- _DATA LINES_
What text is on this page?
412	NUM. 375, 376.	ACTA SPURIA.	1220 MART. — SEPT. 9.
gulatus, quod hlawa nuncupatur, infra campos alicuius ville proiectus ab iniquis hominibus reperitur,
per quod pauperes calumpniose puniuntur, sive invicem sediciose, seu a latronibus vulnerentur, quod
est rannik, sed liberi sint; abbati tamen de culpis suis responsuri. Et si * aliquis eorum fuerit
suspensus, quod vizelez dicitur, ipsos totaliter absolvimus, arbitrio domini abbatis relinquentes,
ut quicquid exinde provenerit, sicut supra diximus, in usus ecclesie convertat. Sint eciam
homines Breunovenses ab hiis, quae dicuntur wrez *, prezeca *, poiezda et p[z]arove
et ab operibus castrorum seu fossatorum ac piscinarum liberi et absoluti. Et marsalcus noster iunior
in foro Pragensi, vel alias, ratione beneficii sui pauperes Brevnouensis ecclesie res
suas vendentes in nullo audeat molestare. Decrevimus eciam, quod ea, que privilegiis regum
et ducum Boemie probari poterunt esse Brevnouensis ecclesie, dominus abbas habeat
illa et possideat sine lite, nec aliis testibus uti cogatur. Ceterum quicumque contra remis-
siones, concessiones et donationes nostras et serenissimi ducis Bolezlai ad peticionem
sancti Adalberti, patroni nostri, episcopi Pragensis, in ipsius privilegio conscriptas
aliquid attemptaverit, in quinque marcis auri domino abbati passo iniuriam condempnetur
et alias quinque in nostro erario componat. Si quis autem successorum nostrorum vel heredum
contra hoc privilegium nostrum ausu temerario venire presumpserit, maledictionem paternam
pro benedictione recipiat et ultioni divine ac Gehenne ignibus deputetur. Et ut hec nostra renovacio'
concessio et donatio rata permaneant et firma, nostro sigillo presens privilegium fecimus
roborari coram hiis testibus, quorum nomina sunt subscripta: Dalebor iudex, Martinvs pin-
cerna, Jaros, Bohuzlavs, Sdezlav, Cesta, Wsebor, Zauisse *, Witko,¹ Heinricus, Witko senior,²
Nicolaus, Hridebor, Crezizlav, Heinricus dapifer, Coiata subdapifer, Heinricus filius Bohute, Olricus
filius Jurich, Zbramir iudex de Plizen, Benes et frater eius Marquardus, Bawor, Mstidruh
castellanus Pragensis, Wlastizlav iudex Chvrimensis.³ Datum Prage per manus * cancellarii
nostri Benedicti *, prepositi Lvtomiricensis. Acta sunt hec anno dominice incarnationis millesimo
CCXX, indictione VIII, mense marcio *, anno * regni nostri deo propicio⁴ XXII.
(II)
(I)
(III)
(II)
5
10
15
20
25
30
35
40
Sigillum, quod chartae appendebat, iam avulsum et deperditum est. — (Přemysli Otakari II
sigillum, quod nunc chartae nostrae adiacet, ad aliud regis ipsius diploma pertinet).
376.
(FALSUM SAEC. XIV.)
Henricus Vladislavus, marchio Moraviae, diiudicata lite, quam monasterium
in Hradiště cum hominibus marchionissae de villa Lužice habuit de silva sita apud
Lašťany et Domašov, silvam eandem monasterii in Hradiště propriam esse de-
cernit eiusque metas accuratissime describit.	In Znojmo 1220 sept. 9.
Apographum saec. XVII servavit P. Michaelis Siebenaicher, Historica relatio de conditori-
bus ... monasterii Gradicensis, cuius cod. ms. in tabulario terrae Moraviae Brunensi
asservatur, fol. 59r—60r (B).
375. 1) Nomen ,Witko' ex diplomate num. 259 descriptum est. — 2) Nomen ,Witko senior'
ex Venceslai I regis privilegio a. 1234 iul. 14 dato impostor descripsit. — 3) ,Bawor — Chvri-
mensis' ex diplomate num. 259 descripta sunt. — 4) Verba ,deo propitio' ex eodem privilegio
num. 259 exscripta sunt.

- _WHAT TO WORK ON_
Go through the listing and print each line exactly as it appears.

- _SOLUTION TO THIS TASK_
What text is on this page?
412	NUM. 375, 376.	ACTA SPURIA.	1220 MART. — SEPT. 9.
gulatus, quod hlawa nuncupatur, infra campos alicuius ville proiectus ab iniquis hominibus reperitur,
per quod pauperes calumpniose puniuntur, sive invicem sediciose, seu a latronibus vulnerentur, quod
est rannik, sed liberi sint; abbati tamen de culpis suis responsuri. Et si * aliquis eorum fuerit
suspensus, quod vizelez dicitur, ipsos totaliter absolvimus, arbitrio domini abbatis relinquentes,
ut quicquid exinde provenerit, sicut supra diximus, in usus ecclesie convertat. Sint eciam
homines Breunovenses ab hiis, quae dicuntur wrez *, prezeca *, poiezda et p[z]arove
et ab operibus castrorum seu fossatorum ac piscinarum liberi et absoluti. Et marsalcus noster iunior
in foro Pragensi, vel alias, ratione beneficii sui pauperes Brevnouensis ecclesie res
suas vendentes in nullo audeat molestare. Decrevimus eciam, quod ea, que privilegiis regum
et ducum Boemie probari poterunt esse Brevnouensis ecclesie, dominus abbas habeat
illa et possideat sine lite, nec aliis testibus uti cogatur. Ceterum quicumque contra remis-
siones, concessiones et donationes nostras et serenissimi ducis Bolezlai ad peticionem
sancti Adalberti, patroni nostri, episcopi Pragensis, in ipsius privilegio conscriptas
aliquid attemptaverit, in quinque marcis auri domino abbati passo iniuriam condempnetur
et alias quinque in nostro erario componat. Si quis autem successorum nostrorum vel heredum
contra hoc privilegium nostrum ausu temerario venire presumpserit, maledictionem paternam
pro benedictione recipiat et ultioni divine ac Gehenne ignibus deputetur. Et ut hec nostra renovacio'
concessio et donatio rata permaneant et firma, nostro sigillo presens privilegium fecimus
roborari coram hiis testibus, quorum nomina sunt subscripta: Dalebor iudex, Martinvs pin-
cerna, Jaros, Bohuzlavs, Sdezlav, Cesta, Wsebor, Zauisse *, Witko,¹ Heinricus, Witko senior,²
Nicolaus, Hridebor, Crezizlav, Heinricus dapifer, Coiata subdapifer, Heinricus filius Bohute, Olricus
filius Jurich, Zbramir iudex de Plizen, Benes et frater eius Marquardus, Bawor, Mstidruh
castellanus Pragensis, Wlastizlav iudex Chvrimensis.³ Datum Prage per manus * cancellarii
nostri Benedicti *, prepositi Lvtomiricensis. Acta sunt hec anno dominice incarnationis millesimo
CCXX, indictione VIII, mense marcio *, anno * regni nostri deo propicio⁴ XXII.
(II)
(I)
(III)
(II)
5
10
15
20
25
30
35
40
Sigillum, quod chartae appendebat, iam avulsum et deperditum est. — (Přemysli Otakari II
sigillum, quod nunc chartae nostrae adiacet, ad aliud regis ipsius diploma pertinet).
376.
(FALSUM SAEC. XIV.)
Henricus Vladislavus, marchio Moraviae, diiudicata lite, quam monasterium
in Hradiště cum hominibus marchionissae de villa Lužice habuit de silva sita apud
Lašťany et Domašov, silvam eandem monasterii in Hradiště propriam esse de-
cernit eiusque metas accuratissime describit.	In Znojmo 1220 sept. 9.
Apographum saec. XVII servavit P. Michaelis Siebenaicher, Historica relatio de conditori-
bus ... monasterii Gradicensis, cuius cod. ms. in tabulario terrae Moraviae Brunensi
asservatur, fol. 59r—60r (B).
375. 1) Nomen ,Witko' ex diplomate num. 259 descriptum est. — 2) Nomen ,Witko senior'
ex Venceslai I regis privilegio a. 1234 iul. 14 dato impostor descripsit. — 3) ,Bawor — Chvri-
mensis' ex diplomate num. 259 descripta sunt. — 4) Verba ,deo propitio' ex eodem privilegio
num. 259 exscripta sunt.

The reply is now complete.